▸ **Instruction**
Gather all lines in the data that hold the string "Number".

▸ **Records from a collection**
▼
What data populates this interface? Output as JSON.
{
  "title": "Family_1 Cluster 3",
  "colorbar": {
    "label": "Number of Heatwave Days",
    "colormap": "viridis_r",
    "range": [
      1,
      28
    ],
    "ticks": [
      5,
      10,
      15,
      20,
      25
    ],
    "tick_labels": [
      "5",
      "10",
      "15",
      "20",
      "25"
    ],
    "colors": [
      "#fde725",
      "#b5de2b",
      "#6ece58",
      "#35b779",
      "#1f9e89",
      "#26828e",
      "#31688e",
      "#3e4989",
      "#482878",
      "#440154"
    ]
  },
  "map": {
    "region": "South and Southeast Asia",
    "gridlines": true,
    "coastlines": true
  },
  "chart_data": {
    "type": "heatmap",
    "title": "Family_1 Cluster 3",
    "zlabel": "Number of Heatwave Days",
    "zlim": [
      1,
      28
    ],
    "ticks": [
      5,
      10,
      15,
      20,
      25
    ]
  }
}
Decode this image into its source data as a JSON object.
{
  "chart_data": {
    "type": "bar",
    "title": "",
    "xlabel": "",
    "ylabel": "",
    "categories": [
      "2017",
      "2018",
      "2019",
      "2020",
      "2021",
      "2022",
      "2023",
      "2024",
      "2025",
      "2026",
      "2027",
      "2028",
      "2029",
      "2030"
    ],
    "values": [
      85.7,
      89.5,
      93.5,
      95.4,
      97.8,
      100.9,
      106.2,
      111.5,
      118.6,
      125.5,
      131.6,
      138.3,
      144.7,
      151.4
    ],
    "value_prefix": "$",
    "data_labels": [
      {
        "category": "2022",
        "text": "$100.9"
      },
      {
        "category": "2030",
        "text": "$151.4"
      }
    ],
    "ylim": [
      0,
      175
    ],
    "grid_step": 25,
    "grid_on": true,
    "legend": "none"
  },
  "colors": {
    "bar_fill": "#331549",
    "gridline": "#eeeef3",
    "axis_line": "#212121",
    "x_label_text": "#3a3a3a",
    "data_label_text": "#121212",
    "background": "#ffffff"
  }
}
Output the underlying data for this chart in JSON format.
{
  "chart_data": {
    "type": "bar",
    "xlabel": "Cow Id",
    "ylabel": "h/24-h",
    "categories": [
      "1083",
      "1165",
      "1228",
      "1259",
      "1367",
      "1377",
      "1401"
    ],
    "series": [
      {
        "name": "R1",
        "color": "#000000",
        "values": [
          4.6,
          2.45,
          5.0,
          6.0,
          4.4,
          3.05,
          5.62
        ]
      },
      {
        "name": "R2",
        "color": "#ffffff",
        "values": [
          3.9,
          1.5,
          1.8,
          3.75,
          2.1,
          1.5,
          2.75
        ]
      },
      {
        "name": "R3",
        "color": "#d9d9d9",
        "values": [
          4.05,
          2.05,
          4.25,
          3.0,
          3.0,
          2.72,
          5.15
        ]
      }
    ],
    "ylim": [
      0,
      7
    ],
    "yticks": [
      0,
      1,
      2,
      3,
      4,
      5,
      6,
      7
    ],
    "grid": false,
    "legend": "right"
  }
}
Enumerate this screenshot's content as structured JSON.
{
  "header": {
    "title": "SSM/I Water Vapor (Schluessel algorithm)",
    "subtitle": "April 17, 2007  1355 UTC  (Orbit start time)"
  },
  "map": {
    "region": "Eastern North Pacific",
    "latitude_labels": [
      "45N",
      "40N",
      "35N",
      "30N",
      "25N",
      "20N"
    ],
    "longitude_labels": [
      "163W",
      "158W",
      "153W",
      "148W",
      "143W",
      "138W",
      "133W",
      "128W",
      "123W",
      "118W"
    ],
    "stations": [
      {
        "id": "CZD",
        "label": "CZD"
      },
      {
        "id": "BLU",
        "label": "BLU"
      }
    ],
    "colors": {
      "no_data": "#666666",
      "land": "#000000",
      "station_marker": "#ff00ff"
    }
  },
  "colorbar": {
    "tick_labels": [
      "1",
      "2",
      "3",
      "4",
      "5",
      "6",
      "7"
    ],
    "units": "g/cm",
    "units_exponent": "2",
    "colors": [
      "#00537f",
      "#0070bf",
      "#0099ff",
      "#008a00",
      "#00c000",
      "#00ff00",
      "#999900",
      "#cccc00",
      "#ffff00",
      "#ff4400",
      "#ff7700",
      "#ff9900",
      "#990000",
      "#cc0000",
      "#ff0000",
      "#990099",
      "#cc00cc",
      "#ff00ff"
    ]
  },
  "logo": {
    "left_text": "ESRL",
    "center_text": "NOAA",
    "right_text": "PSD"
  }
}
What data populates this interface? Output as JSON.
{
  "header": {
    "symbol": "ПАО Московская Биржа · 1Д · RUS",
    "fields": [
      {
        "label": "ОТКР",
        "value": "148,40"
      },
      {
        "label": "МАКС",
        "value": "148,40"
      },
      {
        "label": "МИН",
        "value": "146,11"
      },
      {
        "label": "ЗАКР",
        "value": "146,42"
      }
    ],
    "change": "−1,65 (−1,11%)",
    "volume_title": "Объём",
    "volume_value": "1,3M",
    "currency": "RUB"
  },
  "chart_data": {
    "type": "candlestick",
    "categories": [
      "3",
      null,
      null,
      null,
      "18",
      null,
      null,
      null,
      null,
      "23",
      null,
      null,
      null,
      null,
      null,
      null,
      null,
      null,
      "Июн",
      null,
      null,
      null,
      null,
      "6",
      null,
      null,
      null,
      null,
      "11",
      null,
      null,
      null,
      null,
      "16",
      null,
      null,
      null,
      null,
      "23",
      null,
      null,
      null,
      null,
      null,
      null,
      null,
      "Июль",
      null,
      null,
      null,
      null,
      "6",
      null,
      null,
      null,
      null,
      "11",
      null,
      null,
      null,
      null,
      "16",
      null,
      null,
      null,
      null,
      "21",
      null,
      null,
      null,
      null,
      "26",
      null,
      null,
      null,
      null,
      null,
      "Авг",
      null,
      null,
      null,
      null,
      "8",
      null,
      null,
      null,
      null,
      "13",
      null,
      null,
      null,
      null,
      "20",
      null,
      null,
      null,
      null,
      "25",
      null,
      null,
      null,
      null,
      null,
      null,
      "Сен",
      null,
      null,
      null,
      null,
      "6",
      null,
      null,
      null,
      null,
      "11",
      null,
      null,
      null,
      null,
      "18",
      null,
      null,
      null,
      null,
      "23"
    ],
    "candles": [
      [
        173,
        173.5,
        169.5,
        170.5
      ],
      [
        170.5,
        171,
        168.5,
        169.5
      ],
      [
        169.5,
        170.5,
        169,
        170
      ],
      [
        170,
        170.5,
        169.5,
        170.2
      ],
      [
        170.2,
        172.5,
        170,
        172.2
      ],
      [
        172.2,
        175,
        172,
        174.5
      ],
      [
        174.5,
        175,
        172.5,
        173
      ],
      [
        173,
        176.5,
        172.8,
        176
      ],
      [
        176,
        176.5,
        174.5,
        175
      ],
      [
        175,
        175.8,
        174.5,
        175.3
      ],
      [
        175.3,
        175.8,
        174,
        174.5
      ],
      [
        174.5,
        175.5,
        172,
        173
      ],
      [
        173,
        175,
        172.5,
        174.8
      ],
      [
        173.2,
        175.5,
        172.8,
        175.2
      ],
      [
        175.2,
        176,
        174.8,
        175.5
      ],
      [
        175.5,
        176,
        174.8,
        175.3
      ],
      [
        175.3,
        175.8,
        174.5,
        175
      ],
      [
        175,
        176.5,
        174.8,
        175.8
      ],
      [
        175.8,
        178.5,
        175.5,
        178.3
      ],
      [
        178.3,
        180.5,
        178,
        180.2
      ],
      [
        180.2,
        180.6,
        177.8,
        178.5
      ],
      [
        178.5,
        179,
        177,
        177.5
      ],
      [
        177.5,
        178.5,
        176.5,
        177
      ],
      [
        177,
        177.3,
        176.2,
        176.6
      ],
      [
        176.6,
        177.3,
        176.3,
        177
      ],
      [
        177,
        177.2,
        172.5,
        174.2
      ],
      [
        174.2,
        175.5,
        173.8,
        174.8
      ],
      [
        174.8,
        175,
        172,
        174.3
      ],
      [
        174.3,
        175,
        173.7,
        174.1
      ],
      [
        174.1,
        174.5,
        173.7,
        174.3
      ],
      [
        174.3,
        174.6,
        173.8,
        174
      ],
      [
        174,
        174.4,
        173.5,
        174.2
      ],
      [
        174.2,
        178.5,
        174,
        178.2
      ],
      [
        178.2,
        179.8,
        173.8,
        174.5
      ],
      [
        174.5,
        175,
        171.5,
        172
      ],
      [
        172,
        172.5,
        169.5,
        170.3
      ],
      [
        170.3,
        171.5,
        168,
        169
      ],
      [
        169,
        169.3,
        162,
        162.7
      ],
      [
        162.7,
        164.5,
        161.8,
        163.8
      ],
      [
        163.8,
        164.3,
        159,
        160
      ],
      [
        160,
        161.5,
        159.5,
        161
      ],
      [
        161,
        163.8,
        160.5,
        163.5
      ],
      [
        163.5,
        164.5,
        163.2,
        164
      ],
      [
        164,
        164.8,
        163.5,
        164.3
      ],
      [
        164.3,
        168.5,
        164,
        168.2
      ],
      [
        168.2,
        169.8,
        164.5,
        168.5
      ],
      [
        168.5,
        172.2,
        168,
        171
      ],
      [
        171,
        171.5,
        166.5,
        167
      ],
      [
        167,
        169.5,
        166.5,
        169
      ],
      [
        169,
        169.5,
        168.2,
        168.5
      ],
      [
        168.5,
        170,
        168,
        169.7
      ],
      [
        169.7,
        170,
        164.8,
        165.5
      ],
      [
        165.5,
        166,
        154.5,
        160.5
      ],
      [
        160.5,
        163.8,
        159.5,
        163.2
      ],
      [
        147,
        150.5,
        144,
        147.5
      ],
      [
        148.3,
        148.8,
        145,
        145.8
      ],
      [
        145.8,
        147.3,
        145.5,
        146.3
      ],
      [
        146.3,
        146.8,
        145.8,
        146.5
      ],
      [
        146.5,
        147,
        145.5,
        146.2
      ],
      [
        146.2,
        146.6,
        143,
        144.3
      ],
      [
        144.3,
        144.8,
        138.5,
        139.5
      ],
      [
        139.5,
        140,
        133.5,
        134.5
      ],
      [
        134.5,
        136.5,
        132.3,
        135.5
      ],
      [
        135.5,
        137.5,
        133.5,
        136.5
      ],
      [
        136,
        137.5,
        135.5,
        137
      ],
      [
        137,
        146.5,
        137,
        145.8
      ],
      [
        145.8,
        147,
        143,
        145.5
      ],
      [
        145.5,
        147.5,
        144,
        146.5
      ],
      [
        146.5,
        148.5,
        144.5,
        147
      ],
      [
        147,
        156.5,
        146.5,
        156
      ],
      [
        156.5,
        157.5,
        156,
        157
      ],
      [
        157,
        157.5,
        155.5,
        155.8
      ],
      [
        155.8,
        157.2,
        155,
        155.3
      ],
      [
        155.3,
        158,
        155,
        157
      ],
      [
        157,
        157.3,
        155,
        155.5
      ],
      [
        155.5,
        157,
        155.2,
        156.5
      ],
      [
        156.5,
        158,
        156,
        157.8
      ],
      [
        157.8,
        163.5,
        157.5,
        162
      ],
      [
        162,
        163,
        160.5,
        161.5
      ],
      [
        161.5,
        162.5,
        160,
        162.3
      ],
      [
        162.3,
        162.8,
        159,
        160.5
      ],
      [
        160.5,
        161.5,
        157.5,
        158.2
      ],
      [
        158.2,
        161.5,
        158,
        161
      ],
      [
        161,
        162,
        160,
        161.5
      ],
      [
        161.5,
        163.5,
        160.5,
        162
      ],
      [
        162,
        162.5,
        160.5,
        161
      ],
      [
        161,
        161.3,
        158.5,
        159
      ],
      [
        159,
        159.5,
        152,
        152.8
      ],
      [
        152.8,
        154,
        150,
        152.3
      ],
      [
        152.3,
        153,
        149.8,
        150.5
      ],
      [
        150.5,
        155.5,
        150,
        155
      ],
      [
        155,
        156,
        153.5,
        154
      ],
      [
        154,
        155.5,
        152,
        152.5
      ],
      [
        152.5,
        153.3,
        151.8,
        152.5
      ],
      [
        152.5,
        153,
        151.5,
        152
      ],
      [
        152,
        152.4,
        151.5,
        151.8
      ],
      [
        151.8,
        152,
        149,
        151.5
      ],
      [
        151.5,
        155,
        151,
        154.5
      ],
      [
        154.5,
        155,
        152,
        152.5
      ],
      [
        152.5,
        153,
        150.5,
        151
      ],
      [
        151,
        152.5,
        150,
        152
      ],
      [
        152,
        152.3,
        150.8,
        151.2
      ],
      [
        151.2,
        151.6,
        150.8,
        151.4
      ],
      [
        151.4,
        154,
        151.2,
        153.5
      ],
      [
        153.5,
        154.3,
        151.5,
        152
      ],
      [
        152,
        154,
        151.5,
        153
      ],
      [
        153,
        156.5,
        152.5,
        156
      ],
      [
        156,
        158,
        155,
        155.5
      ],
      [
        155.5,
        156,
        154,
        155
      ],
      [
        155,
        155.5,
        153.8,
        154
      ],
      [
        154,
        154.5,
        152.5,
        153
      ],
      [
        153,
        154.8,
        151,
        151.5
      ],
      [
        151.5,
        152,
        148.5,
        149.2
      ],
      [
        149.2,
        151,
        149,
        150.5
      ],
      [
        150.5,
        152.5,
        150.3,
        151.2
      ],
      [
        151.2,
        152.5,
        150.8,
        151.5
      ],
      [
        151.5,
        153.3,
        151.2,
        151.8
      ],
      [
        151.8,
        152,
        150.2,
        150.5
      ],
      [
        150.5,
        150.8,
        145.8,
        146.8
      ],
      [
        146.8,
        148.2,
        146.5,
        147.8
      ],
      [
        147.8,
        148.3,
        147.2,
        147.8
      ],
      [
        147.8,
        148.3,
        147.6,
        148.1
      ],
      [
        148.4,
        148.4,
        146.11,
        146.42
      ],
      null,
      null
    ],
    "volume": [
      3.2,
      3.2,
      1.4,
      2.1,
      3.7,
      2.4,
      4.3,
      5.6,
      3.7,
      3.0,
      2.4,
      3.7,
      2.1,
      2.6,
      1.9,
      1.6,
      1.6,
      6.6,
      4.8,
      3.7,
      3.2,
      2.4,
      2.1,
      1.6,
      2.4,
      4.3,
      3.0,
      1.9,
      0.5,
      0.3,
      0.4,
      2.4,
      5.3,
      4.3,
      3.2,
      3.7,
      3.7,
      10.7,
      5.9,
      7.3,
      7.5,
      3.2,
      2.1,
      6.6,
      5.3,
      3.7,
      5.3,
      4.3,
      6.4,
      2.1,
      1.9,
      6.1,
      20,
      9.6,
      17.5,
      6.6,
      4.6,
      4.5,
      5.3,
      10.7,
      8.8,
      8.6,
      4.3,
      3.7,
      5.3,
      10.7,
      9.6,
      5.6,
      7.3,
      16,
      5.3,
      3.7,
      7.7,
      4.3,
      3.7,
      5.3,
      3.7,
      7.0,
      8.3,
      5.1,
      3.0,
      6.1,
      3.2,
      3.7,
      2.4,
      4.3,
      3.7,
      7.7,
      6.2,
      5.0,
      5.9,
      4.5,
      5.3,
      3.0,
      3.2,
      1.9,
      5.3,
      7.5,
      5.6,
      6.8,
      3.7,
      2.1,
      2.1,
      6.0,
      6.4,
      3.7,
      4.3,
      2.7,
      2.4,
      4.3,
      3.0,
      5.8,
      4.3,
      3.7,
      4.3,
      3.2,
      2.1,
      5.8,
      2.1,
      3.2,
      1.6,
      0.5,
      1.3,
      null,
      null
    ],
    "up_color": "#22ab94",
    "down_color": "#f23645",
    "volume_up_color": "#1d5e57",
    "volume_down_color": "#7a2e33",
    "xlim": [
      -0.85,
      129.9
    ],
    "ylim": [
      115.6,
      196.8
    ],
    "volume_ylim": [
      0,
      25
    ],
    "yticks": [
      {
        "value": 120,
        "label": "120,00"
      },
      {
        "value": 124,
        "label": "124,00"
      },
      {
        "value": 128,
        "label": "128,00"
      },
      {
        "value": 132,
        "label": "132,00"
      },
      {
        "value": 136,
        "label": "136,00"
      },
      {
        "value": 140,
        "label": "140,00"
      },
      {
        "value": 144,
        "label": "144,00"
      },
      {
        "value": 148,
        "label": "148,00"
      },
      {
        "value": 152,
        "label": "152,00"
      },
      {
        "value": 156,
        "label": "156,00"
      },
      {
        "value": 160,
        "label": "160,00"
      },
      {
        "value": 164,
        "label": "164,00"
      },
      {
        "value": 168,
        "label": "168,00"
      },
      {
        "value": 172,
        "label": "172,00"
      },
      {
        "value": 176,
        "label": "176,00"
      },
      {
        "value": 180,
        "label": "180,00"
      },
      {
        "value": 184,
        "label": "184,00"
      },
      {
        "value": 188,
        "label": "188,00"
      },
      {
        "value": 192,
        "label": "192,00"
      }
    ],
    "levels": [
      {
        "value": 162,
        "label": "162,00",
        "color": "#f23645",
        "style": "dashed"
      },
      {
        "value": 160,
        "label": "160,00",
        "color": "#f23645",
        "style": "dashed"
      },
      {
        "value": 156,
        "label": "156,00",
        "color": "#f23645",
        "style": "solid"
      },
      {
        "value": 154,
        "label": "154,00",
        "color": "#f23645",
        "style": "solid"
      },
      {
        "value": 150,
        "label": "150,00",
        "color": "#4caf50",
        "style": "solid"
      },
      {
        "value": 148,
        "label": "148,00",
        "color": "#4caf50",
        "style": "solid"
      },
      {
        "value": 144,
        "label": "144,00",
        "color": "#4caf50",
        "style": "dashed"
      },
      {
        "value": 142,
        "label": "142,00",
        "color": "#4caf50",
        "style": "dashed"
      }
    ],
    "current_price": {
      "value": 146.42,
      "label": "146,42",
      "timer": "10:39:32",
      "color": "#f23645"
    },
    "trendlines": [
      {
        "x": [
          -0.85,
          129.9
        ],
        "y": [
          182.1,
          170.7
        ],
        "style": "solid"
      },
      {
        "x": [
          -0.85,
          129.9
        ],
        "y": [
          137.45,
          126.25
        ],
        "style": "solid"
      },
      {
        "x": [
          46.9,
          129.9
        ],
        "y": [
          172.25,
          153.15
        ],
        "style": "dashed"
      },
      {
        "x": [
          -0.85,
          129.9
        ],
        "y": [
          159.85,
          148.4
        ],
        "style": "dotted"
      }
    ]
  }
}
▲
▸ **Task solution**
    "label": "Number of Heatwave Days",
    "zlabel": "Number of Heatwave Days",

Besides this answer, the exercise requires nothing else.